■ **What is being asked**:
Among the lines below, count those containing the word "according". Give the number only.

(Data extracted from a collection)
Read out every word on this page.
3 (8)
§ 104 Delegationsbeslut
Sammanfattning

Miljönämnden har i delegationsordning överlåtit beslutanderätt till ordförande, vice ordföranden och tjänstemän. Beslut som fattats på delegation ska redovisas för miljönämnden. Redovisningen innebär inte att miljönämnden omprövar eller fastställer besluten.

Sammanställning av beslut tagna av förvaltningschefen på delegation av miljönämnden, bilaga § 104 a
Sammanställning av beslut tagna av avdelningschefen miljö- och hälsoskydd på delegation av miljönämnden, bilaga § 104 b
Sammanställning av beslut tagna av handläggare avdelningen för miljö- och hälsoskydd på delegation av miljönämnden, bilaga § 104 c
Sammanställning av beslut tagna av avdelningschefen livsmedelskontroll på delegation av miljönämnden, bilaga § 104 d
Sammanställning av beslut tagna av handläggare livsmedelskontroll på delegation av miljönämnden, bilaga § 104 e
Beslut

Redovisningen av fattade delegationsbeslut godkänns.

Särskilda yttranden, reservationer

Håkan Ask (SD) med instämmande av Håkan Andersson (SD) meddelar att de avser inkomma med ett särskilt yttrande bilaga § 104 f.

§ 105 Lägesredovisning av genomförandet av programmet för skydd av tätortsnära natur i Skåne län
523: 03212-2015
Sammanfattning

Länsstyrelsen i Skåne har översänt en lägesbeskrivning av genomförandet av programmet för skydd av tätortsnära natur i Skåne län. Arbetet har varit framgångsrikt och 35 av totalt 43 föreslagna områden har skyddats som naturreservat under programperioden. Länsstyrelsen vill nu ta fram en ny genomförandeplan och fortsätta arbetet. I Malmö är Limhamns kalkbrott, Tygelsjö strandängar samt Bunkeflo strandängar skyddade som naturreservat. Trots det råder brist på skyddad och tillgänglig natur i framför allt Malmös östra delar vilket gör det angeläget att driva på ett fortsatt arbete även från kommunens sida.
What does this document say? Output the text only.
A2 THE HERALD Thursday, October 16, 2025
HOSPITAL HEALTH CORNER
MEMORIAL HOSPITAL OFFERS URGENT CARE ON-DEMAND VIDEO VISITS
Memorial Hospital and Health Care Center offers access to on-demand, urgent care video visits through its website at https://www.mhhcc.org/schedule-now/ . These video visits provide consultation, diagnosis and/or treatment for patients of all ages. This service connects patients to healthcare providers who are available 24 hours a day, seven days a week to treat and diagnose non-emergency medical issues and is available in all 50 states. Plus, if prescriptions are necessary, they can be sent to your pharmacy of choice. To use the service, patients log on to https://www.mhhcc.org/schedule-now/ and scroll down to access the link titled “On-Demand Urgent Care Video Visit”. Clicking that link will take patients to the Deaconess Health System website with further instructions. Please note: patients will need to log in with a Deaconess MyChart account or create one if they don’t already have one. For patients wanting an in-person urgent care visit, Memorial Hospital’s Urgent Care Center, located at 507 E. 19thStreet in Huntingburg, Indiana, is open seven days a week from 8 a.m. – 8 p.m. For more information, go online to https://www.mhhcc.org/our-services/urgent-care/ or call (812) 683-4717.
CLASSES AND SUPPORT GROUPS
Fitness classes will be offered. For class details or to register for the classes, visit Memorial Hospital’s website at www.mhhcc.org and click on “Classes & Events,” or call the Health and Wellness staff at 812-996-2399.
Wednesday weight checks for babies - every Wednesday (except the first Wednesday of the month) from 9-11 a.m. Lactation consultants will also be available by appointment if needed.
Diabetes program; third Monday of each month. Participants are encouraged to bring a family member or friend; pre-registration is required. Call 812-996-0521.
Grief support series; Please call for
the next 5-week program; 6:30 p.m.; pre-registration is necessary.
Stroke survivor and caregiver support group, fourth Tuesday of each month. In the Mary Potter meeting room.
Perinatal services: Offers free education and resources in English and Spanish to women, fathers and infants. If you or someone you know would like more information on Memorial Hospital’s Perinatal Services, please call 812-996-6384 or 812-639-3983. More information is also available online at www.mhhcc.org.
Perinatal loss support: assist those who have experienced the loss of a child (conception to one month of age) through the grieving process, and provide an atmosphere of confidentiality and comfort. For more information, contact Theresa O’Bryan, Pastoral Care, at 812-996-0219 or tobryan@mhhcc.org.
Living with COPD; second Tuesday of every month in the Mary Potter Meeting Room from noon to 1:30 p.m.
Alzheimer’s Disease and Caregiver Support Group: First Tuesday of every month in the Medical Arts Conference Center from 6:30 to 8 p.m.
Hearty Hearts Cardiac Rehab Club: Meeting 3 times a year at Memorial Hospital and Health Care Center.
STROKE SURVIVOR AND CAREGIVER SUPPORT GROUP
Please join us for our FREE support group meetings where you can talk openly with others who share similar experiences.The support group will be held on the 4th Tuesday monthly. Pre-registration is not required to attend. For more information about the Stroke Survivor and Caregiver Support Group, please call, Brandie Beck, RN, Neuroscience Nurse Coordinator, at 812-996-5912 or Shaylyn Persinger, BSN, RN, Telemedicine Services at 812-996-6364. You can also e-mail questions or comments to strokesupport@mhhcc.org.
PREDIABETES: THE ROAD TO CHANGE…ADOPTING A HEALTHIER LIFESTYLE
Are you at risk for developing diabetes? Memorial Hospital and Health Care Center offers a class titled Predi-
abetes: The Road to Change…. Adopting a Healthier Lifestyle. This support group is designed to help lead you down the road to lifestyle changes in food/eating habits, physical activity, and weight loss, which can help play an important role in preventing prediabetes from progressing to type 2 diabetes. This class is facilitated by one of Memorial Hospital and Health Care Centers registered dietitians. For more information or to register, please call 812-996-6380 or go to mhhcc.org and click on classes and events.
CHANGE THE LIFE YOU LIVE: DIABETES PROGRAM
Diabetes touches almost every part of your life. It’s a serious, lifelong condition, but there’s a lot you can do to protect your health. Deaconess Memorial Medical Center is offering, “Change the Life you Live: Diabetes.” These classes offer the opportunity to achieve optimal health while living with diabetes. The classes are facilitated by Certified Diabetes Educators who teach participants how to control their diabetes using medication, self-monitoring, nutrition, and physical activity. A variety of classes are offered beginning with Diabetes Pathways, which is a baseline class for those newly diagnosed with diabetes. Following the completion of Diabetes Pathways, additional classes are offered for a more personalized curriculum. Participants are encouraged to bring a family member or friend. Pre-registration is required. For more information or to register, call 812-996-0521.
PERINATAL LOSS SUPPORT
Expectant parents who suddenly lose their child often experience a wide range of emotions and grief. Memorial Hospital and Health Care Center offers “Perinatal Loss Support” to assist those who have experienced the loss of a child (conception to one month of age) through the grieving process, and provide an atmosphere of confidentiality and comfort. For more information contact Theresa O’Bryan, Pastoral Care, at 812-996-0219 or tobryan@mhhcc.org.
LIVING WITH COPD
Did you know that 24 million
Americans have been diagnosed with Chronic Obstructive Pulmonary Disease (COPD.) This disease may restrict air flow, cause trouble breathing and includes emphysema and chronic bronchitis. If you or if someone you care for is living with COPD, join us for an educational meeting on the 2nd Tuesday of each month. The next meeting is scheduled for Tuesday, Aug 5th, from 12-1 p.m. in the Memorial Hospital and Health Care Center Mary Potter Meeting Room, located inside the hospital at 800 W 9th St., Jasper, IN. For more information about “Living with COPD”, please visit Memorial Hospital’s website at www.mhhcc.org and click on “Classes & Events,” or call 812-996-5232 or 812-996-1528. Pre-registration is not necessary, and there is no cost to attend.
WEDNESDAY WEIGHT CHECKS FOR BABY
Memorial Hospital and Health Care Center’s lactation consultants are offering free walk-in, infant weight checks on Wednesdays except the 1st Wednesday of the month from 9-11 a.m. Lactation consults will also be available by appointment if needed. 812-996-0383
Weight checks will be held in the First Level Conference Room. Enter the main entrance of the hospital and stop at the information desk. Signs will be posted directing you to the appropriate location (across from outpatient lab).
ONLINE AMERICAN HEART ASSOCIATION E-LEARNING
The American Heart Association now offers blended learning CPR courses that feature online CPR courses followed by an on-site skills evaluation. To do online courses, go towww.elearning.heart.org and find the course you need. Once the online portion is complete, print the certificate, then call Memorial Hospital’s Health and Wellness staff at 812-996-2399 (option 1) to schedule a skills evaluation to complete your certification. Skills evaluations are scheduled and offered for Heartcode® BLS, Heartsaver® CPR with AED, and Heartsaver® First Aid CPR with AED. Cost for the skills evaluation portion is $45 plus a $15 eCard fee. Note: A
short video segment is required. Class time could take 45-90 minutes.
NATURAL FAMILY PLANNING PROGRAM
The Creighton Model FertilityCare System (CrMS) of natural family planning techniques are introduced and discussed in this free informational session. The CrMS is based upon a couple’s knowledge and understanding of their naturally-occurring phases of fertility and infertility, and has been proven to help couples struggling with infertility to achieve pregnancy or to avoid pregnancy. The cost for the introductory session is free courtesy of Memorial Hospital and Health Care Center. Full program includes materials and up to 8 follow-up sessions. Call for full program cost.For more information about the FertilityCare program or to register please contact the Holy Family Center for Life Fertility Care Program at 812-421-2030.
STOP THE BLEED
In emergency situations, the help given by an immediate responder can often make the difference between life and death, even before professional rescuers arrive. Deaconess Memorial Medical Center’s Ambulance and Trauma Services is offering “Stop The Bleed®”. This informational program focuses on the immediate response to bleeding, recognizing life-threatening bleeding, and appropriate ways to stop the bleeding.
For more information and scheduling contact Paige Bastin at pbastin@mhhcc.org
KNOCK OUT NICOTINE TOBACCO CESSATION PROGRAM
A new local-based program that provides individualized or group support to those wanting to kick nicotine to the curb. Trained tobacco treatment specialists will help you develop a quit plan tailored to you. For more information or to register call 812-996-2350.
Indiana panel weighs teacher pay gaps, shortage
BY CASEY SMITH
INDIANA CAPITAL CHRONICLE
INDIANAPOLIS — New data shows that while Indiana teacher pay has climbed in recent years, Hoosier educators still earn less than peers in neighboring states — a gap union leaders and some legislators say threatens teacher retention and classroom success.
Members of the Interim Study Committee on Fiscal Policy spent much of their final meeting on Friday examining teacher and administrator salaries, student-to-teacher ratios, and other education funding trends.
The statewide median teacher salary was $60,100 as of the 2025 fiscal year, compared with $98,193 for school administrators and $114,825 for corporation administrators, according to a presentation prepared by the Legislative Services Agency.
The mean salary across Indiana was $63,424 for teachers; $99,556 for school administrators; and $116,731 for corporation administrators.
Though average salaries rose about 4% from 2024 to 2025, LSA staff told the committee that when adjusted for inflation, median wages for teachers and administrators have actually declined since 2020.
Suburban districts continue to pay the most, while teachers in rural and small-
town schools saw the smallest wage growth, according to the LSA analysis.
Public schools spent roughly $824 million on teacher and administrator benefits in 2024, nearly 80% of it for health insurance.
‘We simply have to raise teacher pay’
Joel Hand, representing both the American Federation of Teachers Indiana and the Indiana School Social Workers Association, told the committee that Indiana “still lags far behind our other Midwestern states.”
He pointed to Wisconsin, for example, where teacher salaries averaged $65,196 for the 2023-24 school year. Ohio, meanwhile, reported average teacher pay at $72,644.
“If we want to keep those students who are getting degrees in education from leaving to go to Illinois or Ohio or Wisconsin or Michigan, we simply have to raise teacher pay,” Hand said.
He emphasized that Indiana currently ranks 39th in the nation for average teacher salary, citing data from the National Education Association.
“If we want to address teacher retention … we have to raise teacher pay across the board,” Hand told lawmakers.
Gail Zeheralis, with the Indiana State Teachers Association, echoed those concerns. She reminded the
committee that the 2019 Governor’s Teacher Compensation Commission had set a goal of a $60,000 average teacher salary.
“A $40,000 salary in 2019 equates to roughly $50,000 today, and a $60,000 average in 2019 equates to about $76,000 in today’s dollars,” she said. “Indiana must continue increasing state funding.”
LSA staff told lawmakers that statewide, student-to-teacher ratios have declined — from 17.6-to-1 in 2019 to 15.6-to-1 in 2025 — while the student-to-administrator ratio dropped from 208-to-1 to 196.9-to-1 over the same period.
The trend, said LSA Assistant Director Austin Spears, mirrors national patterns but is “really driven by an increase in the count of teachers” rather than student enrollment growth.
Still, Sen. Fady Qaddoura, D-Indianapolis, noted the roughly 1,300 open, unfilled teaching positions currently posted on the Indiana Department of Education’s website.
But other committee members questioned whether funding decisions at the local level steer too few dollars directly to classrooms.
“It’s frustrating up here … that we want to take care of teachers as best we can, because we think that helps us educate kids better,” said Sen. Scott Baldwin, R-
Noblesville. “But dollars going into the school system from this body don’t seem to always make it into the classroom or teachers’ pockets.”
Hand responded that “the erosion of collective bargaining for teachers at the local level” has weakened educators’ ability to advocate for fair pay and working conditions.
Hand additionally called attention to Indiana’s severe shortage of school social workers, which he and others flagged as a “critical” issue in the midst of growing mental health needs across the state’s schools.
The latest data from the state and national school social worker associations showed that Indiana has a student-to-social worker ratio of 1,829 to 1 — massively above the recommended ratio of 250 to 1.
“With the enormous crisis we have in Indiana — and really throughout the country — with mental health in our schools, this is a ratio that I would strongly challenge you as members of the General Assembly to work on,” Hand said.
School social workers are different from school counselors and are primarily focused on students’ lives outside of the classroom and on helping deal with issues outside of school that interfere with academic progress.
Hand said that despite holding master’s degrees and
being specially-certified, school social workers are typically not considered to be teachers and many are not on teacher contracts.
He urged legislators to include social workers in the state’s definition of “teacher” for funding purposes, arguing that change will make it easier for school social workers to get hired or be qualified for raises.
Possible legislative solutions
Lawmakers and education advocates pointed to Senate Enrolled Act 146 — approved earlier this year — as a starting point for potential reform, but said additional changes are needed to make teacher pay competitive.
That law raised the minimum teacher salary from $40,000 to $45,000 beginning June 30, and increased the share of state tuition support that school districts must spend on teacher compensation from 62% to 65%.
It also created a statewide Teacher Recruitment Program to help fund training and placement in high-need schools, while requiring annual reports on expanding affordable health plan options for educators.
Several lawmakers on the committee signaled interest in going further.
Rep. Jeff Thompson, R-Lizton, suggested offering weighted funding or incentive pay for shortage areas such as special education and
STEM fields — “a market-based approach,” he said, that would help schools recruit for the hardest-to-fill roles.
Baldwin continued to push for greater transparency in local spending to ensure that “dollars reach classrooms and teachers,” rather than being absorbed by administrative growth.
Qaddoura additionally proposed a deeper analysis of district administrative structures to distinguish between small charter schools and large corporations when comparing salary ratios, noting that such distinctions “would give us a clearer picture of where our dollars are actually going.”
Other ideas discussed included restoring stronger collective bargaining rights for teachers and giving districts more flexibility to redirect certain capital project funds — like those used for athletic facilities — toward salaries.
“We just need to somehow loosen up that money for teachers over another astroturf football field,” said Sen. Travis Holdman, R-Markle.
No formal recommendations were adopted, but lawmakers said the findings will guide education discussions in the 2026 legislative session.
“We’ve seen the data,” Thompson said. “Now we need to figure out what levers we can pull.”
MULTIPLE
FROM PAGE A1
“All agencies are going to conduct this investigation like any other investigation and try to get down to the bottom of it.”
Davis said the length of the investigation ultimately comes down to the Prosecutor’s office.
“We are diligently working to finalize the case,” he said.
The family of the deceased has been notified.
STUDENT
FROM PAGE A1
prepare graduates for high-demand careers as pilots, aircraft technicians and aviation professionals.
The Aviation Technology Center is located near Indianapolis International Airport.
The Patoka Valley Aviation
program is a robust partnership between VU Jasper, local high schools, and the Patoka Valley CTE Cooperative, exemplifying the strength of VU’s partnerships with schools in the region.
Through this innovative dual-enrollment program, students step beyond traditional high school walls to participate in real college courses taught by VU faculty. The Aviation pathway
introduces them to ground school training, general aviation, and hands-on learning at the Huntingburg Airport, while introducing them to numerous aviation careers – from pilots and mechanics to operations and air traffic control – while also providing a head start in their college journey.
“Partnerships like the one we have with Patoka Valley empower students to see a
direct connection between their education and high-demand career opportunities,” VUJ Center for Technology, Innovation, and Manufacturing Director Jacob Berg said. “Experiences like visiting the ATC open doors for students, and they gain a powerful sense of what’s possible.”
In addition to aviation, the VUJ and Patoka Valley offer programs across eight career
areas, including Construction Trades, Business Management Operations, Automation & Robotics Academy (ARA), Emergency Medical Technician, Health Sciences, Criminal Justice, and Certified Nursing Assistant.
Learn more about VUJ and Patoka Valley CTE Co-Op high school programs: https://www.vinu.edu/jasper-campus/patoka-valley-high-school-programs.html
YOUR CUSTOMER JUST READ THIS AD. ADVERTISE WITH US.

■ **Written solution**:
2